Given exercise
Retype every line of the records below word for word, leaving out the pictures.

** START OF Data supplied **

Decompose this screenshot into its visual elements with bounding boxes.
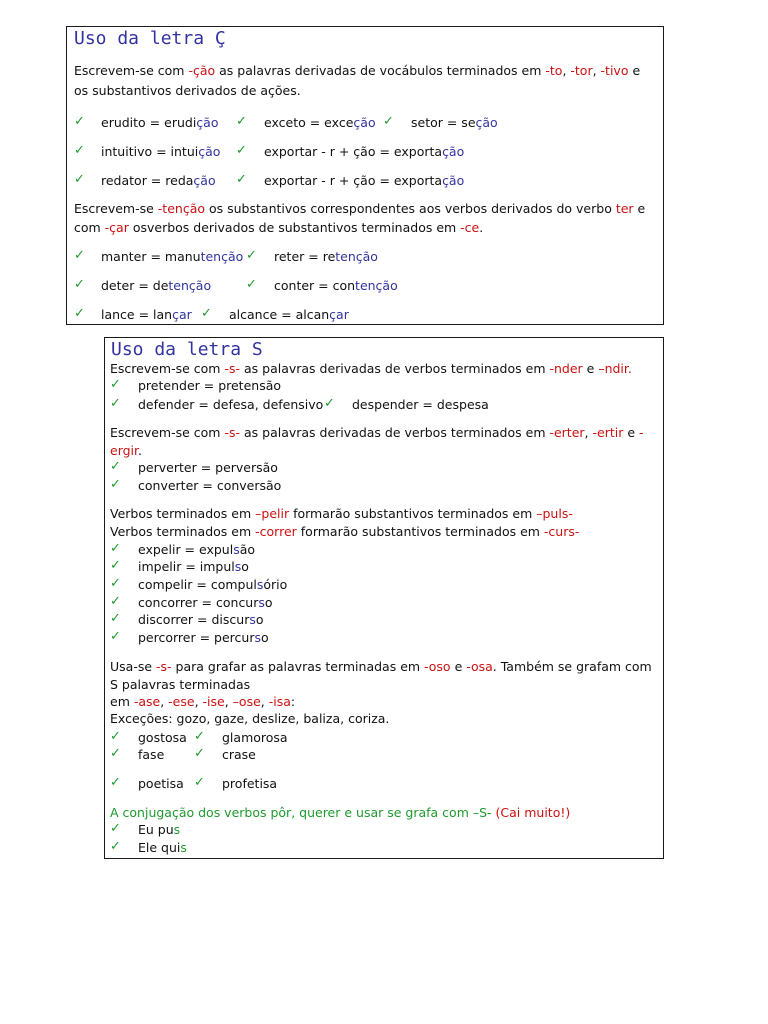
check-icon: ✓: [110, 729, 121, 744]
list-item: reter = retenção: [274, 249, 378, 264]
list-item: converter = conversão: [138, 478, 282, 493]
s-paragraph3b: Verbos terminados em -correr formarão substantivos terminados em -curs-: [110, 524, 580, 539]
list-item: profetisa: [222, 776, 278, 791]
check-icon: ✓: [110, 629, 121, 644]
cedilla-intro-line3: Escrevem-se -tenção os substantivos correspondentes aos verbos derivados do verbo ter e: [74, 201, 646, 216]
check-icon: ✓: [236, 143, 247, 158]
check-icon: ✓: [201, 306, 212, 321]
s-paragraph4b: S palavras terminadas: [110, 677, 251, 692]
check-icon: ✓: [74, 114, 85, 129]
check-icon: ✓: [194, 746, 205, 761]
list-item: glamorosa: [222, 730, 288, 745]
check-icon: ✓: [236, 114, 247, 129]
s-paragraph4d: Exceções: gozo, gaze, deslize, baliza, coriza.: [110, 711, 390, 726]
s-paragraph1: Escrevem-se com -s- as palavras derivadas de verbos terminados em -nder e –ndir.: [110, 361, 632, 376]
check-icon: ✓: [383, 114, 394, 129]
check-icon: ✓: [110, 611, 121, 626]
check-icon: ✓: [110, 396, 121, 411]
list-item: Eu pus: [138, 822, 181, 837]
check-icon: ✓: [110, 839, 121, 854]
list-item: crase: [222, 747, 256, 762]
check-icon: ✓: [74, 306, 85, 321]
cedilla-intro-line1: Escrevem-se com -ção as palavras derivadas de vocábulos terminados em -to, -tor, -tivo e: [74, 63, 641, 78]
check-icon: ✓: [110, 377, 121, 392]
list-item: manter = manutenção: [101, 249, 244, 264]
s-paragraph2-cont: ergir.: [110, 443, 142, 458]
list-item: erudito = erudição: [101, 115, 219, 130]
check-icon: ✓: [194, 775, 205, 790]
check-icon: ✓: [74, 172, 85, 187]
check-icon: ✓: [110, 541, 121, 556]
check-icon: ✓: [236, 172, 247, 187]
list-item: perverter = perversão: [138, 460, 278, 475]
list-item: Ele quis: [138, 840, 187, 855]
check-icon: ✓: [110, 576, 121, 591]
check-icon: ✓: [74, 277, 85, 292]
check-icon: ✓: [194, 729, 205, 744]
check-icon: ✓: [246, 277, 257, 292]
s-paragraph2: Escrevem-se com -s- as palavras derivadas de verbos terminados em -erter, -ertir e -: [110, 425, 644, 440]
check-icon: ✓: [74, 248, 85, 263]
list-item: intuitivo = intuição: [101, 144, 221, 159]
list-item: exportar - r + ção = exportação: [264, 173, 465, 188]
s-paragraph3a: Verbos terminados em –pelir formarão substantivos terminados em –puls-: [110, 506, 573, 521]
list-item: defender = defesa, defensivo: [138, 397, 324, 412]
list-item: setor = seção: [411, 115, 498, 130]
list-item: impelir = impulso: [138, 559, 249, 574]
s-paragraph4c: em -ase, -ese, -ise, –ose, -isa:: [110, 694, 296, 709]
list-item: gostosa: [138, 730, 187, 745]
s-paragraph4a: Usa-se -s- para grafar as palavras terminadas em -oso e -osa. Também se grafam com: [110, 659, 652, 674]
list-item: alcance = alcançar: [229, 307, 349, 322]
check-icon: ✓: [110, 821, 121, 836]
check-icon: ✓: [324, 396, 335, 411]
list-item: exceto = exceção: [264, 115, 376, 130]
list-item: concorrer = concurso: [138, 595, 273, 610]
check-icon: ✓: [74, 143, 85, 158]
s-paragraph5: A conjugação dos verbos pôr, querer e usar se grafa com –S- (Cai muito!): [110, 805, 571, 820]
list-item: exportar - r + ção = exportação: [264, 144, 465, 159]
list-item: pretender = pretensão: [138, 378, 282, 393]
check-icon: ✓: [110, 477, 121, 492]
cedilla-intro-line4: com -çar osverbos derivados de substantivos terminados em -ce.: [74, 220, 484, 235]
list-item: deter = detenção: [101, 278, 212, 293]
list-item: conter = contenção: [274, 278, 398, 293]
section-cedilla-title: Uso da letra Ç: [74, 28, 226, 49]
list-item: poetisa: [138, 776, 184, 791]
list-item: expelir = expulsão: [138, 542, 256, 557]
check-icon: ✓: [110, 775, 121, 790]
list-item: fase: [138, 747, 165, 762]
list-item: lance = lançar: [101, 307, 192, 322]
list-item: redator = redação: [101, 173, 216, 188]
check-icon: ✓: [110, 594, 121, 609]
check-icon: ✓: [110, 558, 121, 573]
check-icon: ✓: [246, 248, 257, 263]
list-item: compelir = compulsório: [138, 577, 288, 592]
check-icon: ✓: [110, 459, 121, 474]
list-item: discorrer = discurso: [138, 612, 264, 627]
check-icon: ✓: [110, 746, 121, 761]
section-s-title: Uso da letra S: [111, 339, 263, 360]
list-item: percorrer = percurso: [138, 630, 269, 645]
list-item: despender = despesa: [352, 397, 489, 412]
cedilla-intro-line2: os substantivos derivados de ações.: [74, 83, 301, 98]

** END OF Data supplied **

The response
Decompose this screenshot into its visual elements with bounding boxes.
check-icon: ✓: [110, 729, 121, 744]
list-item: reter = retenção: [274, 249, 378, 264]
list-item: converter = conversão: [138, 478, 282, 493]
s-paragraph3b: Verbos terminados em -correr formarão substantivos terminados em -curs-: [110, 524, 580, 539]
list-item: profetisa: [222, 776, 278, 791]
check-icon: ✓: [110, 629, 121, 644]
cedilla-intro-line3: Escrevem-se -tenção os substantivos correspondentes aos verbos derivados do verbo ter e: [74, 201, 646, 216]
check-icon: ✓: [236, 143, 247, 158]
check-icon: ✓: [201, 306, 212, 321]
s-paragraph4b: S palavras terminadas: [110, 677, 251, 692]
check-icon: ✓: [74, 114, 85, 129]
check-icon: ✓: [194, 746, 205, 761]
list-item: glamorosa: [222, 730, 288, 745]
check-icon: ✓: [236, 114, 247, 129]
s-paragraph4d: Exceções: gozo, gaze, deslize, baliza, coriza.: [110, 711, 390, 726]
s-paragraph1: Escrevem-se com -s- as palavras derivadas de verbos terminados em -nder e –ndir.: [110, 361, 632, 376]
check-icon: ✓: [383, 114, 394, 129]
check-icon: ✓: [110, 611, 121, 626]
check-icon: ✓: [110, 396, 121, 411]
list-item: Eu pus: [138, 822, 181, 837]
check-icon: ✓: [110, 839, 121, 854]
list-item: crase: [222, 747, 256, 762]
check-icon: ✓: [74, 306, 85, 321]
cedilla-intro-line1: Escrevem-se com -ção as palavras derivadas de vocábulos terminados em -to, -tor, -tivo e: [74, 63, 641, 78]
check-icon: ✓: [110, 377, 121, 392]
list-item: manter = manutenção: [101, 249, 244, 264]
s-paragraph2-cont: ergir.: [110, 443, 142, 458]
list-item: erudito = erudição: [101, 115, 219, 130]
check-icon: ✓: [194, 775, 205, 790]
check-icon: ✓: [74, 172, 85, 187]
check-icon: ✓: [110, 541, 121, 556]
check-icon: ✓: [236, 172, 247, 187]
list-item: perverter = perversão: [138, 460, 278, 475]
list-item: Ele quis: [138, 840, 187, 855]
check-icon: ✓: [110, 576, 121, 591]
check-icon: ✓: [74, 277, 85, 292]
check-icon: ✓: [194, 729, 205, 744]
check-icon: ✓: [246, 277, 257, 292]
s-paragraph2: Escrevem-se com -s- as palavras derivadas de verbos terminados em -erter, -ertir e -: [110, 425, 644, 440]
check-icon: ✓: [74, 248, 85, 263]
list-item: intuitivo = intuição: [101, 144, 221, 159]
list-item: exportar - r + ção = exportação: [264, 173, 465, 188]
s-paragraph3a: Verbos terminados em –pelir formarão substantivos terminados em –puls-: [110, 506, 573, 521]
list-item: defender = defesa, defensivo: [138, 397, 324, 412]
list-item: setor = seção: [411, 115, 498, 130]
list-item: impelir = impulso: [138, 559, 249, 574]
s-paragraph4c: em -ase, -ese, -ise, –ose, -isa:: [110, 694, 296, 709]
list-item: gostosa: [138, 730, 187, 745]
s-paragraph4a: Usa-se -s- para grafar as palavras terminadas em -oso e -osa. Também se grafam com: [110, 659, 652, 674]
list-item: alcance = alcançar: [229, 307, 349, 322]
check-icon: ✓: [110, 821, 121, 836]
check-icon: ✓: [324, 396, 335, 411]
list-item: exceto = exceção: [264, 115, 376, 130]
list-item: concorrer = concurso: [138, 595, 273, 610]
check-icon: ✓: [74, 143, 85, 158]
s-paragraph5: A conjugação dos verbos pôr, querer e usar se grafa com –S- (Cai muito!): [110, 805, 571, 820]
list-item: exportar - r + ção = exportação: [264, 144, 465, 159]
list-item: pretender = pretensão: [138, 378, 282, 393]
check-icon: ✓: [110, 477, 121, 492]
cedilla-intro-line4: com -çar osverbos derivados de substantivos terminados em -ce.: [74, 220, 484, 235]
list-item: deter = detenção: [101, 278, 212, 293]
list-item: conter = contenção: [274, 278, 398, 293]
section-cedilla-title: Uso da letra Ç: [74, 28, 226, 49]
list-item: poetisa: [138, 776, 184, 791]
list-item: expelir = expulsão: [138, 542, 256, 557]
check-icon: ✓: [110, 775, 121, 790]
list-item: fase: [138, 747, 165, 762]
list-item: lance = lançar: [101, 307, 192, 322]
list-item: redator = redação: [101, 173, 216, 188]
check-icon: ✓: [110, 594, 121, 609]
check-icon: ✓: [110, 558, 121, 573]
check-icon: ✓: [246, 248, 257, 263]
list-item: compelir = compulsório: [138, 577, 288, 592]
check-icon: ✓: [110, 459, 121, 474]
list-item: discorrer = discurso: [138, 612, 264, 627]
check-icon: ✓: [110, 746, 121, 761]
section-s-title: Uso da letra S: [111, 339, 263, 360]
list-item: percorrer = percurso: [138, 630, 269, 645]
list-item: despender = despesa: [352, 397, 489, 412]
cedilla-intro-line2: os substantivos derivados de ações.: [74, 83, 301, 98]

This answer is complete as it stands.